- _INSTRUCTION_
Reproduce the listing below without changes, except that pictures are left out.
======== EXERCISE INPUTS
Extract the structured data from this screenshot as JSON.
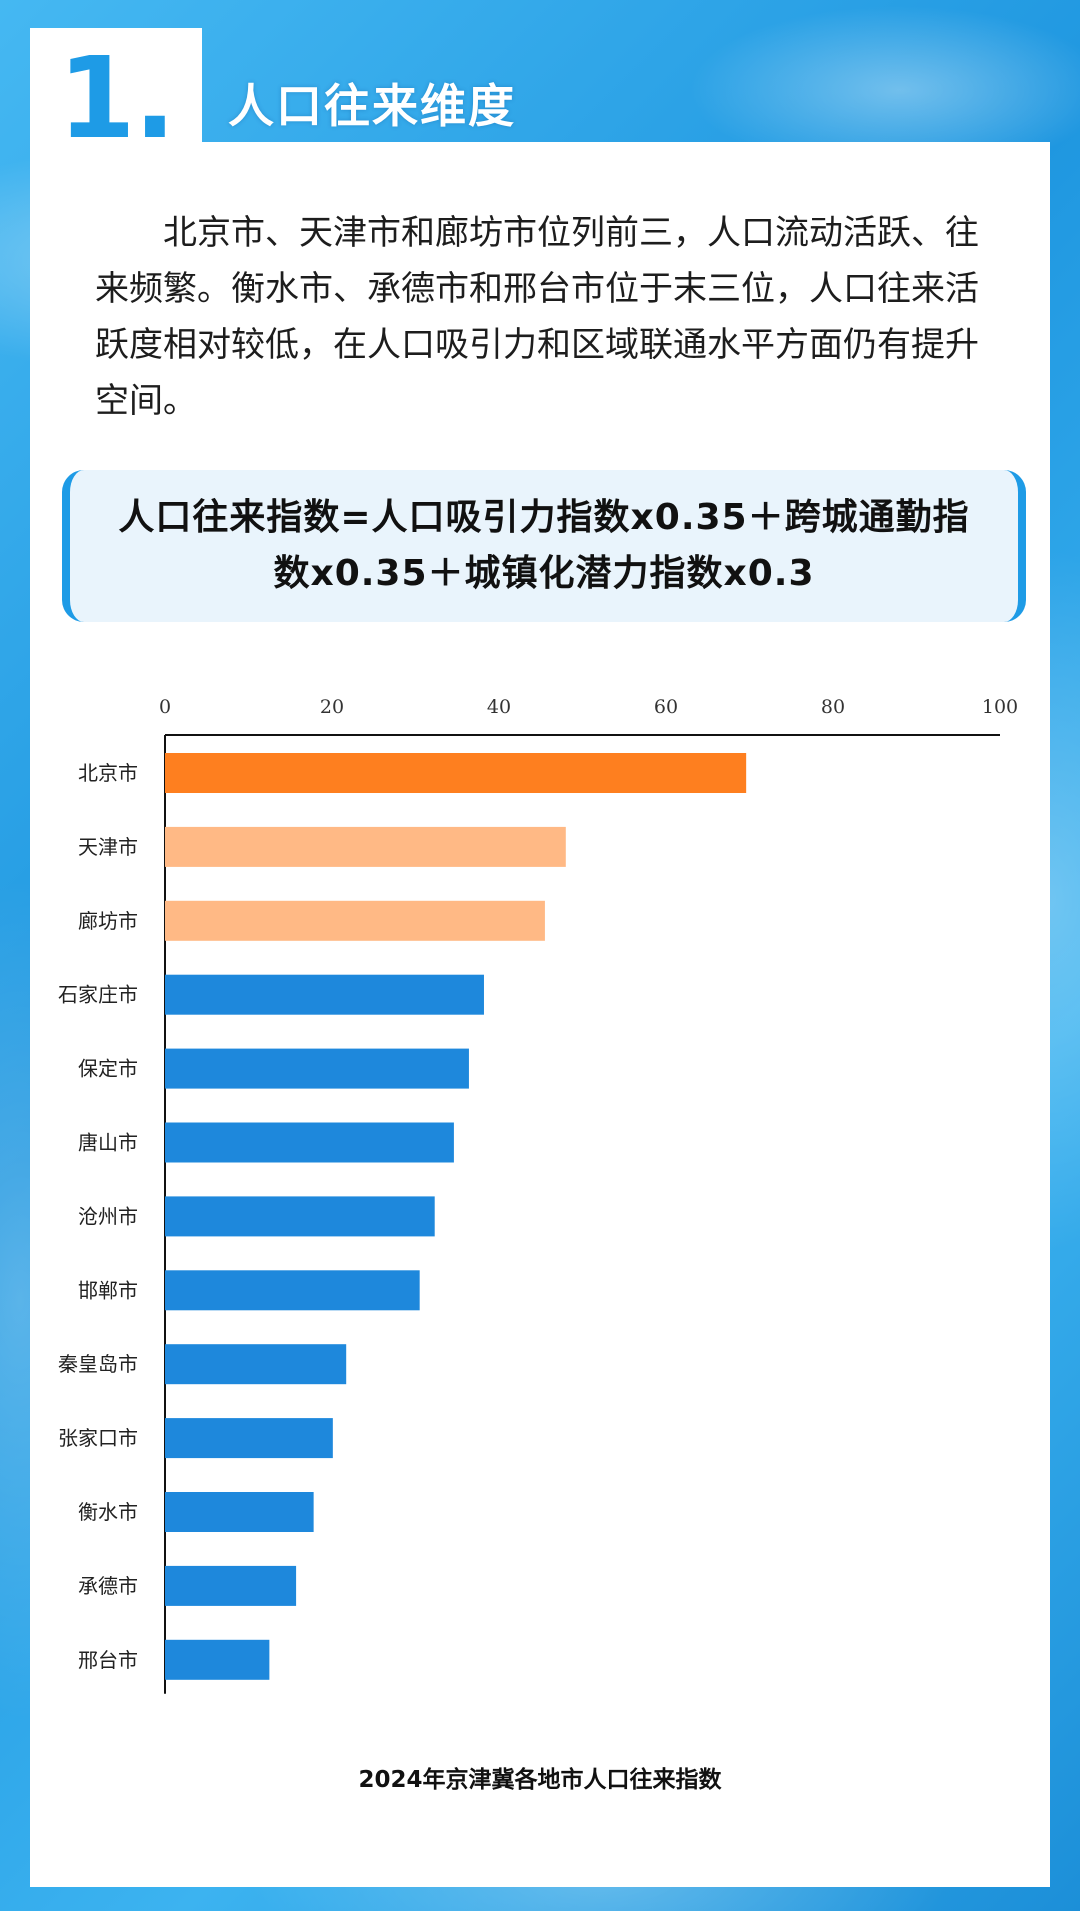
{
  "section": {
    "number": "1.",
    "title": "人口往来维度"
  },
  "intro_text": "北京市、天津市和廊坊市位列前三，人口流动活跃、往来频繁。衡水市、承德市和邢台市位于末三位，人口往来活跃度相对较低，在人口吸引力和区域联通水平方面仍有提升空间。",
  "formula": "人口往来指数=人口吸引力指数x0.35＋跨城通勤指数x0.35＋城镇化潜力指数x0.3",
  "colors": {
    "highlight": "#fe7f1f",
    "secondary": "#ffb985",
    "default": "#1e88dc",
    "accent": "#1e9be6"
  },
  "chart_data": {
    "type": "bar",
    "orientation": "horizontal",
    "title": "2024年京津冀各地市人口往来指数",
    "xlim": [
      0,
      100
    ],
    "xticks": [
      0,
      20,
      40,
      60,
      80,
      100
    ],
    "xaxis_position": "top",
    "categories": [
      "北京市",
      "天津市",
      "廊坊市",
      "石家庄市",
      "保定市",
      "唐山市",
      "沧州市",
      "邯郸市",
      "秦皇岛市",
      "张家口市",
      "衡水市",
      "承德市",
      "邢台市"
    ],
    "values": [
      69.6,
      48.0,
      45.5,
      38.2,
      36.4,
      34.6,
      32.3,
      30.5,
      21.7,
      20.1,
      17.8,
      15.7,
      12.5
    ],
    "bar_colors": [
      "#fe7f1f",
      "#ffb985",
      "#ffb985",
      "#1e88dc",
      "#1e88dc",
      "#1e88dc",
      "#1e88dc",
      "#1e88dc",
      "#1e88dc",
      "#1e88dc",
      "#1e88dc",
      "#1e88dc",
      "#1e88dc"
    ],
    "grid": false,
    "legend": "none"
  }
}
================
- _PROBLEM SOLUTION_
Extract the structured data from this screenshot as JSON.
{
  "section": {
    "number": "1.",
    "title": "人口往来维度"
  },
  "intro_text": "北京市、天津市和廊坊市位列前三，人口流动活跃、往来频繁。衡水市、承德市和邢台市位于末三位，人口往来活跃度相对较低，在人口吸引力和区域联通水平方面仍有提升空间。",
  "formula": "人口往来指数=人口吸引力指数x0.35＋跨城通勤指数x0.35＋城镇化潜力指数x0.3",
  "colors": {
    "highlight": "#fe7f1f",
    "secondary": "#ffb985",
    "default": "#1e88dc",
    "accent": "#1e9be6"
  },
  "chart_data": {
    "type": "bar",
    "orientation": "horizontal",
    "title": "2024年京津冀各地市人口往来指数",
    "xlim": [
      0,
      100
    ],
    "xticks": [
      0,
      20,
      40,
      60,
      80,
      100
    ],
    "xaxis_position": "top",
    "categories": [
      "北京市",
      "天津市",
      "廊坊市",
      "石家庄市",
      "保定市",
      "唐山市",
      "沧州市",
      "邯郸市",
      "秦皇岛市",
      "张家口市",
      "衡水市",
      "承德市",
      "邢台市"
    ],
    "values": [
      69.6,
      48.0,
      45.5,
      38.2,
      36.4,
      34.6,
      32.3,
      30.5,
      21.7,
      20.1,
      17.8,
      15.7,
      12.5
    ],
    "bar_colors": [
      "#fe7f1f",
      "#ffb985",
      "#ffb985",
      "#1e88dc",
      "#1e88dc",
      "#1e88dc",
      "#1e88dc",
      "#1e88dc",
      "#1e88dc",
      "#1e88dc",
      "#1e88dc",
      "#1e88dc",
      "#1e88dc"
    ],
    "grid": false,
    "legend": "none"
  }
}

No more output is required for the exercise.